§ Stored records
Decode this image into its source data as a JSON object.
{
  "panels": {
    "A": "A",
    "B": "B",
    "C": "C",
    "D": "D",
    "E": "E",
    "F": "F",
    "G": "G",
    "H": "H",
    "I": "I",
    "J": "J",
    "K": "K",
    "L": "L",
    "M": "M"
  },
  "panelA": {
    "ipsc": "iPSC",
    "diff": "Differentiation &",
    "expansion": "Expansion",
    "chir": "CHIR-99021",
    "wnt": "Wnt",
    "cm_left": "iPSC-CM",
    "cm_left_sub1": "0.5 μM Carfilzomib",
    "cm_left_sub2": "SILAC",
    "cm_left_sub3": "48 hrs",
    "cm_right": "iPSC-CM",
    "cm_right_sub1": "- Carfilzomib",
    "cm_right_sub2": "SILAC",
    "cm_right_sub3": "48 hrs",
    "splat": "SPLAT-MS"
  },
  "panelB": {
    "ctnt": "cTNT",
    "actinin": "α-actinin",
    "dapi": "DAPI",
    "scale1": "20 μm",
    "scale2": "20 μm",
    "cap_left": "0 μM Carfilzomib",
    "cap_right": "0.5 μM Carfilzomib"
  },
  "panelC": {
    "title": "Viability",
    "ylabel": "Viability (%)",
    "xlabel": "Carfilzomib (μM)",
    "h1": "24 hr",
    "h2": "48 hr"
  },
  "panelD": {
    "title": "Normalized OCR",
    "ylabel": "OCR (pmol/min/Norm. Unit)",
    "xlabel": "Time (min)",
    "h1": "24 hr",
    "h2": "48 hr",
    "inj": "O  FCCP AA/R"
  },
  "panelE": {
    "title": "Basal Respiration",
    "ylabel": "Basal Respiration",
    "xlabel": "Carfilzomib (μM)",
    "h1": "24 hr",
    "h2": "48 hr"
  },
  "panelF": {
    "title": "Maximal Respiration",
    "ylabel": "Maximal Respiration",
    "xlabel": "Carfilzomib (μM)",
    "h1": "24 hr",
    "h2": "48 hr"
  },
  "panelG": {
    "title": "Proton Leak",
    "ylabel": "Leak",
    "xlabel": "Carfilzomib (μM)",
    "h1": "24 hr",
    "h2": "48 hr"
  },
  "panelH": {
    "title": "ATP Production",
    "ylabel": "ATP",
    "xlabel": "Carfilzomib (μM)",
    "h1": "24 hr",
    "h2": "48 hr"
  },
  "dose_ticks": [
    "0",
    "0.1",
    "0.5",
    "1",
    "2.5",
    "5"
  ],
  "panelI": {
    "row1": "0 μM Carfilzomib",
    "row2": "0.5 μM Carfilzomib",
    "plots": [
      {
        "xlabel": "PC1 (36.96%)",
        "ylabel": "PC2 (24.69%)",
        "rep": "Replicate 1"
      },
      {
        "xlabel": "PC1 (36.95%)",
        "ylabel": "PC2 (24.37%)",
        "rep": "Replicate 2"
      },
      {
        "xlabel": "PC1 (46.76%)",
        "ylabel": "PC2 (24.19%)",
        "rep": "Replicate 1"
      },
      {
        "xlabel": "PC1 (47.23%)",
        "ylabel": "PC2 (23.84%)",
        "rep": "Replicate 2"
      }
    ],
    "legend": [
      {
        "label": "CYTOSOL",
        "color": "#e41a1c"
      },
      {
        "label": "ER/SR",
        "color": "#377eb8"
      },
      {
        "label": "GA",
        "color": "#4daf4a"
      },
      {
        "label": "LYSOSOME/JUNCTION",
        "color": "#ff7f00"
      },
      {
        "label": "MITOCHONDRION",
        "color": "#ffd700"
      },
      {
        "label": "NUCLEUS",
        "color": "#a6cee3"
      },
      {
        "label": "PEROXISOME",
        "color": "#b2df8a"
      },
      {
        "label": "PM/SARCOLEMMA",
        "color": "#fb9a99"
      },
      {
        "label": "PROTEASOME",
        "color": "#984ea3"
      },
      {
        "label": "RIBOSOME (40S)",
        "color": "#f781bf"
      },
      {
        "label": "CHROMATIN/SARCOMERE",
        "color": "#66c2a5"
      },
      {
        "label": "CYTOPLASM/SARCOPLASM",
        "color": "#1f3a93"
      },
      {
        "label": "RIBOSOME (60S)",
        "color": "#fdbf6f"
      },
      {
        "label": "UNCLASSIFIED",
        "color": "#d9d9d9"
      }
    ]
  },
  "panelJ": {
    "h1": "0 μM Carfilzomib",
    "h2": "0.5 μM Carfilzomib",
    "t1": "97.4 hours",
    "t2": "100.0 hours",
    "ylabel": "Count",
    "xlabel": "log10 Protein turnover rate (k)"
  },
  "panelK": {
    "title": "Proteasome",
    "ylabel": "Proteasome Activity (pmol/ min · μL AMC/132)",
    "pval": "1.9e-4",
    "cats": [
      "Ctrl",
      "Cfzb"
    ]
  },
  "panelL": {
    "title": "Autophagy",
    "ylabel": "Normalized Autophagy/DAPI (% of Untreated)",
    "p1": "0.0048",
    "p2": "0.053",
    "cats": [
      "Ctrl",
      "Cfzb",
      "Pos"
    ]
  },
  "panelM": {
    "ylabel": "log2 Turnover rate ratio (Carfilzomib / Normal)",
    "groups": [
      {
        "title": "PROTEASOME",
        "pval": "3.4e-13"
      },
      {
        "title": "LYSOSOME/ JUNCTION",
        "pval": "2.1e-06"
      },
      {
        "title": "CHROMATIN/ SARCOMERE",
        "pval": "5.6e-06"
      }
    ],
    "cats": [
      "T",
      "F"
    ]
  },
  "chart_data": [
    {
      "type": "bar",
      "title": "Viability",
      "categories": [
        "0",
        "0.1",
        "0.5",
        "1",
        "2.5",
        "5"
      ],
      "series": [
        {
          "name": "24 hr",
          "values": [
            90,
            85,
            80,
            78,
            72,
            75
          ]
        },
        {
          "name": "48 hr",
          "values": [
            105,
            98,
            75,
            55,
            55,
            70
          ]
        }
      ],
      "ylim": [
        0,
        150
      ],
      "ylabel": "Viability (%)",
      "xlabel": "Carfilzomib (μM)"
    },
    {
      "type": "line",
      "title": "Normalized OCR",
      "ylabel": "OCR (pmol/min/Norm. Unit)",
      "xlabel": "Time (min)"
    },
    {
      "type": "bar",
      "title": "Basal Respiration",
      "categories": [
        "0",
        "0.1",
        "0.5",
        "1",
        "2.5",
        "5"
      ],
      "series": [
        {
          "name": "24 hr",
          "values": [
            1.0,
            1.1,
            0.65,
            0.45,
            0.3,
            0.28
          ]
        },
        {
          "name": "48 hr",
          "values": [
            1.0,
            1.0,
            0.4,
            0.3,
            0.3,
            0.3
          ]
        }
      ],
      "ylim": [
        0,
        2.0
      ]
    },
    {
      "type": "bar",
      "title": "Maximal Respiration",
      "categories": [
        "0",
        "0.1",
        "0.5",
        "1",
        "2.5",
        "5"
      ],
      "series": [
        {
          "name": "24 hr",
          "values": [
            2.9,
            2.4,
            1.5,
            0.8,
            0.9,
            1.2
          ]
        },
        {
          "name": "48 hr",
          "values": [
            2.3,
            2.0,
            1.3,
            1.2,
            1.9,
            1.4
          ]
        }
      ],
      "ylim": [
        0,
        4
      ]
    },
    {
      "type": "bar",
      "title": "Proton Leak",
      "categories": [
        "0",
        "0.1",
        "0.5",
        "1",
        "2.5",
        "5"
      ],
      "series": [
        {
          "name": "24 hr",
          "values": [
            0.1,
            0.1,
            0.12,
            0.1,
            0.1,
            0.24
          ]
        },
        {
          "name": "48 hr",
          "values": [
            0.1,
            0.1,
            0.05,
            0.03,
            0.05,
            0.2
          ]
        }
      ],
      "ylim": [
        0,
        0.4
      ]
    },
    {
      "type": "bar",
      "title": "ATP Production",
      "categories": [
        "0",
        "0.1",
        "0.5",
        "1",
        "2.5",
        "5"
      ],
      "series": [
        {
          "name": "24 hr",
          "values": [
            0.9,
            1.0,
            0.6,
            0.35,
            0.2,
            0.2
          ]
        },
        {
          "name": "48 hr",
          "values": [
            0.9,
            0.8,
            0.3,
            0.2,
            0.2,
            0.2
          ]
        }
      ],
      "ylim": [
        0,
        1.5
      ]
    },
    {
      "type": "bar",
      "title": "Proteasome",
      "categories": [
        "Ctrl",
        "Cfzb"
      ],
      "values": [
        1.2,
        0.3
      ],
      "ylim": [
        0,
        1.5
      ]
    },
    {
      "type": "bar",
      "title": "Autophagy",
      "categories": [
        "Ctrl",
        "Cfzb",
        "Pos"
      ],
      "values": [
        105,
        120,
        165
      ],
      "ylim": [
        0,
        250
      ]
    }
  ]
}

§ EXERCISE BRIEF
For the word "DAPI", return every line of the records that holds it.

§ PROBLEM SOLUTION
    "dapi": "DAPI",
    "ylabel": "Normalized Autophagy/DAPI (% of Untreated)",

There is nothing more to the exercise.